What this task involves =>
Set down the whole listing verbatim.

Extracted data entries
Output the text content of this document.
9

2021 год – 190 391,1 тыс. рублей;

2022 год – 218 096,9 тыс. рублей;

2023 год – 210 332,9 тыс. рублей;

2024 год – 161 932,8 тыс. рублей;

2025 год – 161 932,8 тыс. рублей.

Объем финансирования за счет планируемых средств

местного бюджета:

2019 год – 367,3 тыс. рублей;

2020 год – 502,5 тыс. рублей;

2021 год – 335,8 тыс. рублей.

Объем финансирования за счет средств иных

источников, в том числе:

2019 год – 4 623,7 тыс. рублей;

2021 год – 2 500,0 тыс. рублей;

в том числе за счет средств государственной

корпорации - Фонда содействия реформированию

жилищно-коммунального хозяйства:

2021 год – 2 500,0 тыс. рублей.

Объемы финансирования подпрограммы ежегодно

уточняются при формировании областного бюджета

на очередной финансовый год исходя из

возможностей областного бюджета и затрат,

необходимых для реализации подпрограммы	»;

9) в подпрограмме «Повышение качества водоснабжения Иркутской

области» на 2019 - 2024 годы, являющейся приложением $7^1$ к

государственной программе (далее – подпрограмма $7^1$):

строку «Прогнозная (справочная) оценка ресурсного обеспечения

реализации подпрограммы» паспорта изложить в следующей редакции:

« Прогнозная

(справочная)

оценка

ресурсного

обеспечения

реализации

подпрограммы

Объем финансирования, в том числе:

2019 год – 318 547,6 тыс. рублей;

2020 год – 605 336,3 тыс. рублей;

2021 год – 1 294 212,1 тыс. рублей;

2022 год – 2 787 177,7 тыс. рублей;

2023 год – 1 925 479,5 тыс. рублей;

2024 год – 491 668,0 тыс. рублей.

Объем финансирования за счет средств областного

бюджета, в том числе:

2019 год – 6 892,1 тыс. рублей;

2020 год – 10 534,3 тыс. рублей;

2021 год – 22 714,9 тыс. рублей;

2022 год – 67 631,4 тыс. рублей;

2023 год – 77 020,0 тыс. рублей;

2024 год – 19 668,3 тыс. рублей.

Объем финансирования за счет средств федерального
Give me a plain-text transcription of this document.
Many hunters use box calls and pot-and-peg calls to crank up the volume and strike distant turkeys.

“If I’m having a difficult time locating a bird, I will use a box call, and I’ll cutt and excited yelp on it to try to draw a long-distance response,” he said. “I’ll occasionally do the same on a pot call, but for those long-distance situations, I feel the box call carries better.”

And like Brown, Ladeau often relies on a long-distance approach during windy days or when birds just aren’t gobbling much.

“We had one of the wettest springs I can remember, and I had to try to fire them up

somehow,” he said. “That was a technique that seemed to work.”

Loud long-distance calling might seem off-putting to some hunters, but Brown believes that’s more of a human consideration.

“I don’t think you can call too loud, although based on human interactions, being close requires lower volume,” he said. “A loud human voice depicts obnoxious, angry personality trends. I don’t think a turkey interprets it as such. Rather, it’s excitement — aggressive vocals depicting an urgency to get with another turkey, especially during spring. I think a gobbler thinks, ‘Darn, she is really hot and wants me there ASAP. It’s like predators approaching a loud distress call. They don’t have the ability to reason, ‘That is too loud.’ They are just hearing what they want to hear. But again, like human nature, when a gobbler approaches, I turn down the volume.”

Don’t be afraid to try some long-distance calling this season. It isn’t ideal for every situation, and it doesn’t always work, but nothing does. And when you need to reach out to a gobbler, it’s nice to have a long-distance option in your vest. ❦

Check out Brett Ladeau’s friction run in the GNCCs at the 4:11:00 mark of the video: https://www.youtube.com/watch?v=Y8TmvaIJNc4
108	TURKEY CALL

Task response =>
Output the text content of this document.
9

2021 год – 190 391,1 тыс. рублей;

2022 год – 218 096,9 тыс. рублей;

2023 год – 210 332,9 тыс. рублей;

2024 год – 161 932,8 тыс. рублей;

2025 год – 161 932,8 тыс. рублей.

Объем финансирования за счет планируемых средств

местного бюджета:

2019 год – 367,3 тыс. рублей;

2020 год – 502,5 тыс. рублей;

2021 год – 335,8 тыс. рублей.

Объем финансирования за счет средств иных

источников, в том числе:

2019 год – 4 623,7 тыс. рублей;

2021 год – 2 500,0 тыс. рублей;

в том числе за счет средств государственной

корпорации - Фонда содействия реформированию

жилищно-коммунального хозяйства:

2021 год – 2 500,0 тыс. рублей.

Объемы финансирования подпрограммы ежегодно

уточняются при формировании областного бюджета

на очередной финансовый год исходя из

возможностей областного бюджета и затрат,

необходимых для реализации подпрограммы	»;

9) в подпрограмме «Повышение качества водоснабжения Иркутской

области» на 2019 - 2024 годы, являющейся приложением $7^1$ к

государственной программе (далее – подпрограмма $7^1$):

строку «Прогнозная (справочная) оценка ресурсного обеспечения

реализации подпрограммы» паспорта изложить в следующей редакции:

« Прогнозная

(справочная)

оценка

ресурсного

обеспечения

реализации

подпрограммы

Объем финансирования, в том числе:

2019 год – 318 547,6 тыс. рублей;

2020 год – 605 336,3 тыс. рублей;

2021 год – 1 294 212,1 тыс. рублей;

2022 год – 2 787 177,7 тыс. рублей;

2023 год – 1 925 479,5 тыс. рублей;

2024 год – 491 668,0 тыс. рублей.

Объем финансирования за счет средств областного

бюджета, в том числе:

2019 год – 6 892,1 тыс. рублей;

2020 год – 10 534,3 тыс. рублей;

2021 год – 22 714,9 тыс. рублей;

2022 год – 67 631,4 тыс. рублей;

2023 год – 77 020,0 тыс. рублей;

2024 год – 19 668,3 тыс. рублей.

Объем финансирования за счет средств федерального
Give me a plain-text transcription of this document.
Many hunters use box calls and pot-and-peg calls to crank up the volume and strike distant turkeys.

“If I’m having a difficult time locating a bird, I will use a box call, and I’ll cutt and excited yelp on it to try to draw a long-distance response,” he said. “I’ll occasionally do the same on a pot call, but for those long-distance situations, I feel the box call carries better.”

And like Brown, Ladeau often relies on a long-distance approach during windy days or when birds just aren’t gobbling much.

“We had one of the wettest springs I can remember, and I had to try to fire them up

somehow,” he said. “That was a technique that seemed to work.”

Loud long-distance calling might seem off-putting to some hunters, but Brown believes that’s more of a human consideration.

“I don’t think you can call too loud, although based on human interactions, being close requires lower volume,” he said. “A loud human voice depicts obnoxious, angry personality trends. I don’t think a turkey interprets it as such. Rather, it’s excitement — aggressive vocals depicting an urgency to get with another turkey, especially during spring. I think a gobbler thinks, ‘Darn, she is really hot and wants me there ASAP. It’s like predators approaching a loud distress call. They don’t have the ability to reason, ‘That is too loud.’ They are just hearing what they want to hear. But again, like human nature, when a gobbler approaches, I turn down the volume.”

Don’t be afraid to try some long-distance calling this season. It isn’t ideal for every situation, and it doesn’t always work, but nothing does. And when you need to reach out to a gobbler, it’s nice to have a long-distance option in your vest. ❦

Check out Brett Ladeau’s friction run in the GNCCs at the 4:11:00 mark of the video: https://www.youtube.com/watch?v=Y8TmvaIJNc4
108	TURKEY CALL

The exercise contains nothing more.